§ **Given task**:
Gather, from the data below, each line in which the word "全球對美貿易" occurs.
+++ Data +++
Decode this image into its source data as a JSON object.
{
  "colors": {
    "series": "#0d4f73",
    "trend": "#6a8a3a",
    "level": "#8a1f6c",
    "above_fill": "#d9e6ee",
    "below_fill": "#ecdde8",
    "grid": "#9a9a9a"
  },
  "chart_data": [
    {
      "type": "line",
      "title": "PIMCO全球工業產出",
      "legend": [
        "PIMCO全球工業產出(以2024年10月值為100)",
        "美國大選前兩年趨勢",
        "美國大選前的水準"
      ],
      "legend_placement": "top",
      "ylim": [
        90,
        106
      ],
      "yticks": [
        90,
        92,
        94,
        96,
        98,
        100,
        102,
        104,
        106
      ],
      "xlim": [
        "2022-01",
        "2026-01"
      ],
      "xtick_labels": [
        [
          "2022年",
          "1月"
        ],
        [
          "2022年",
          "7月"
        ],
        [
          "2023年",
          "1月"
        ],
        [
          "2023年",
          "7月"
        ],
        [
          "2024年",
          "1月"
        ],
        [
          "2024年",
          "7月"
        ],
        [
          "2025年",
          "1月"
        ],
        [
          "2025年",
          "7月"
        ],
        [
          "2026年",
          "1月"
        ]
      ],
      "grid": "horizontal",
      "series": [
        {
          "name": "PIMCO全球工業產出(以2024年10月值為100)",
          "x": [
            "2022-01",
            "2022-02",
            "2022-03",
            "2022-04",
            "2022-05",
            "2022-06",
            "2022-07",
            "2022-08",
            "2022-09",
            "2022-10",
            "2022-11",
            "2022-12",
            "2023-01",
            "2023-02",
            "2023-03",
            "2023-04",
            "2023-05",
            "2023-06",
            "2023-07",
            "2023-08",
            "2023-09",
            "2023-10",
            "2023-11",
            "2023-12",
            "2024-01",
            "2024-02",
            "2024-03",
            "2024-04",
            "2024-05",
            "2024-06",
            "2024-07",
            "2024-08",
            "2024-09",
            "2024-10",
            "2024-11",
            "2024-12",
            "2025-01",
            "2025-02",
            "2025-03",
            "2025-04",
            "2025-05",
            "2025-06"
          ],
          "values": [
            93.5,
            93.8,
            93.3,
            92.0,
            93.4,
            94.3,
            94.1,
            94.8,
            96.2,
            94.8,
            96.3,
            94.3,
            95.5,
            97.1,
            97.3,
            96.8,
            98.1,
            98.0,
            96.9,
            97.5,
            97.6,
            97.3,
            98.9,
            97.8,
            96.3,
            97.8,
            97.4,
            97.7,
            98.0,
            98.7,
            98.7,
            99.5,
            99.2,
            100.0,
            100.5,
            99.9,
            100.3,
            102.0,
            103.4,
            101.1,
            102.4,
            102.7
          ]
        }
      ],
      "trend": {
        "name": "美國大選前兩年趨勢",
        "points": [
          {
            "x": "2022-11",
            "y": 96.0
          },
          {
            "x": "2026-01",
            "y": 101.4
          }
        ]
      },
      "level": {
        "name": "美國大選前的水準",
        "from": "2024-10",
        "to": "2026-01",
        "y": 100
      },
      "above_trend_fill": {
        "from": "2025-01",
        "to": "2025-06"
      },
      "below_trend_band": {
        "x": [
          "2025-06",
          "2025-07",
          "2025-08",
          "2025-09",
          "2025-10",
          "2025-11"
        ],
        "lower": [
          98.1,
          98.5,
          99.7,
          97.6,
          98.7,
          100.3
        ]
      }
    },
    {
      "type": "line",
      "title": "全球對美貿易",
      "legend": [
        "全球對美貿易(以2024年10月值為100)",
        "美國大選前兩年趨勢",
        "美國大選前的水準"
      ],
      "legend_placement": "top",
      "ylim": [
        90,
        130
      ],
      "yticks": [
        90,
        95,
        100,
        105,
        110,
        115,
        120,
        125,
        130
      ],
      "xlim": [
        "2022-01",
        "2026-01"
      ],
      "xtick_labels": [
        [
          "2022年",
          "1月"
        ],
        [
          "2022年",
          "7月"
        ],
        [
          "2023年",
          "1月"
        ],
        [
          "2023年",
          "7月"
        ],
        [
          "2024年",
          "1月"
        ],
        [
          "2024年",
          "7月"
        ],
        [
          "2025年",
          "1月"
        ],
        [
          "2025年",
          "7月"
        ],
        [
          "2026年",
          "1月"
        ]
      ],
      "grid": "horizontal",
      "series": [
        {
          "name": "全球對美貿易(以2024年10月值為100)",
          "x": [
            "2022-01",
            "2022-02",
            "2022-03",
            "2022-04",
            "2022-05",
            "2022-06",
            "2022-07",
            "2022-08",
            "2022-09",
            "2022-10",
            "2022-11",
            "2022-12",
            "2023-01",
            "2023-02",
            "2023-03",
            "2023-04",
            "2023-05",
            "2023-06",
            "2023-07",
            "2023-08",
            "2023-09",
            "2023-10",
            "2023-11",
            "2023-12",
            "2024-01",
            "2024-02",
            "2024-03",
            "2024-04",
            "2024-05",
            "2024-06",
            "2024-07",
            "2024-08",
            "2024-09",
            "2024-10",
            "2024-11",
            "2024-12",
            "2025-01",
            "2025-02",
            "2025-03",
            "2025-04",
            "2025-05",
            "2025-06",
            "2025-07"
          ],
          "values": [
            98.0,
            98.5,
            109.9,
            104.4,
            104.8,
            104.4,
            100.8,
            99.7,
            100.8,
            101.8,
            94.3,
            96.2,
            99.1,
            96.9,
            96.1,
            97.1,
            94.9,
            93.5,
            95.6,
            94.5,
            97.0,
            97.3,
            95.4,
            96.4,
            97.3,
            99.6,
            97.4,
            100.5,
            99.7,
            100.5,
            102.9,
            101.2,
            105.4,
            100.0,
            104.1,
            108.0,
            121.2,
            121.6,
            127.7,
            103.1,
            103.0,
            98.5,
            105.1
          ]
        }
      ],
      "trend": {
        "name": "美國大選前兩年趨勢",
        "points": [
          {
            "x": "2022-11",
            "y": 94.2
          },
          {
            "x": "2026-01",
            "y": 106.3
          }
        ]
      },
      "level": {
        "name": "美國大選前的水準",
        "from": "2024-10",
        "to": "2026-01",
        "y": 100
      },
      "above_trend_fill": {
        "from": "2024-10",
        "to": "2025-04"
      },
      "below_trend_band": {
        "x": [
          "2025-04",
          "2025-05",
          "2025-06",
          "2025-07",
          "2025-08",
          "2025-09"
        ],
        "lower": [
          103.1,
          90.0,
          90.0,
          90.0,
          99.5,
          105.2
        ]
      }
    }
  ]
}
+++
§ **Solution to this task**:
      "title": "全球對美貿易",
        "全球對美貿易(以2024年10月值為100)",
          "name": "全球對美貿易(以2024年10月值為100)",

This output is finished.